→ **Directions**
Return the full material exactly.
Start Data for this task
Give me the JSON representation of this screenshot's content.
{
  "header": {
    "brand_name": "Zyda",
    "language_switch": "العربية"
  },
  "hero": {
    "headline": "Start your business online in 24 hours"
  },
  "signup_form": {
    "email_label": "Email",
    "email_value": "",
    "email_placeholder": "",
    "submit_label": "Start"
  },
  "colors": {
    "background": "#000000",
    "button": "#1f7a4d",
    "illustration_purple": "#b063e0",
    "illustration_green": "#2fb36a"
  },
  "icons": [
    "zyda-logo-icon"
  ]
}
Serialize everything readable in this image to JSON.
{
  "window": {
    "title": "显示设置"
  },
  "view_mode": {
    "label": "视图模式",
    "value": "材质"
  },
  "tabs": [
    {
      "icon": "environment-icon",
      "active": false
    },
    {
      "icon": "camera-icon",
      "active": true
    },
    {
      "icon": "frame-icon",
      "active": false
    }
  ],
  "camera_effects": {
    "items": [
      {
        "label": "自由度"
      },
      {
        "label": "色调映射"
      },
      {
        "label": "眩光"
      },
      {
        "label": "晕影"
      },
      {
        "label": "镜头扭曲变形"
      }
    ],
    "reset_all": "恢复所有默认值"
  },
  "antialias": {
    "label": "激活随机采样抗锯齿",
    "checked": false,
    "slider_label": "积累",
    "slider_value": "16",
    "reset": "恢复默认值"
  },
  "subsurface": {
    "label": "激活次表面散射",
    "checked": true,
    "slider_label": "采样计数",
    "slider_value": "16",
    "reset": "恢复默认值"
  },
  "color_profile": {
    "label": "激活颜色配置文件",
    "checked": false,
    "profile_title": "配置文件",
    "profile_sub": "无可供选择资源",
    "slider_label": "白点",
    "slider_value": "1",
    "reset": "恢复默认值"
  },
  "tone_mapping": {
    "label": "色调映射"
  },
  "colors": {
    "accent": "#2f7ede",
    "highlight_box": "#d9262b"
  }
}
End Data for this task
→ **Exercise solution**
Give me the JSON representation of this screenshot's content.
{
  "header": {
    "brand_name": "Zyda",
    "language_switch": "العربية"
  },
  "hero": {
    "headline": "Start your business online in 24 hours"
  },
  "signup_form": {
    "email_label": "Email",
    "email_value": "",
    "email_placeholder": "",
    "submit_label": "Start"
  },
  "colors": {
    "background": "#000000",
    "button": "#1f7a4d",
    "illustration_purple": "#b063e0",
    "illustration_green": "#2fb36a"
  },
  "icons": [
    "zyda-logo-icon"
  ]
}
Serialize everything readable in this image to JSON.
{
  "window": {
    "title": "显示设置"
  },
  "view_mode": {
    "label": "视图模式",
    "value": "材质"
  },
  "tabs": [
    {
      "icon": "environment-icon",
      "active": false
    },
    {
      "icon": "camera-icon",
      "active": true
    },
    {
      "icon": "frame-icon",
      "active": false
    }
  ],
  "camera_effects": {
    "items": [
      {
        "label": "自由度"
      },
      {
        "label": "色调映射"
      },
      {
        "label": "眩光"
      },
      {
        "label": "晕影"
      },
      {
        "label": "镜头扭曲变形"
      }
    ],
    "reset_all": "恢复所有默认值"
  },
  "antialias": {
    "label": "激活随机采样抗锯齿",
    "checked": false,
    "slider_label": "积累",
    "slider_value": "16",
    "reset": "恢复默认值"
  },
  "subsurface": {
    "label": "激活次表面散射",
    "checked": true,
    "slider_label": "采样计数",
    "slider_value": "16",
    "reset": "恢复默认值"
  },
  "color_profile": {
    "label": "激活颜色配置文件",
    "checked": false,
    "profile_title": "配置文件",
    "profile_sub": "无可供选择资源",
    "slider_label": "白点",
    "slider_value": "1",
    "reset": "恢复默认值"
  },
  "tone_mapping": {
    "label": "色调映射"
  },
  "colors": {
    "accent": "#2f7ede",
    "highlight_box": "#d9262b"
  }
}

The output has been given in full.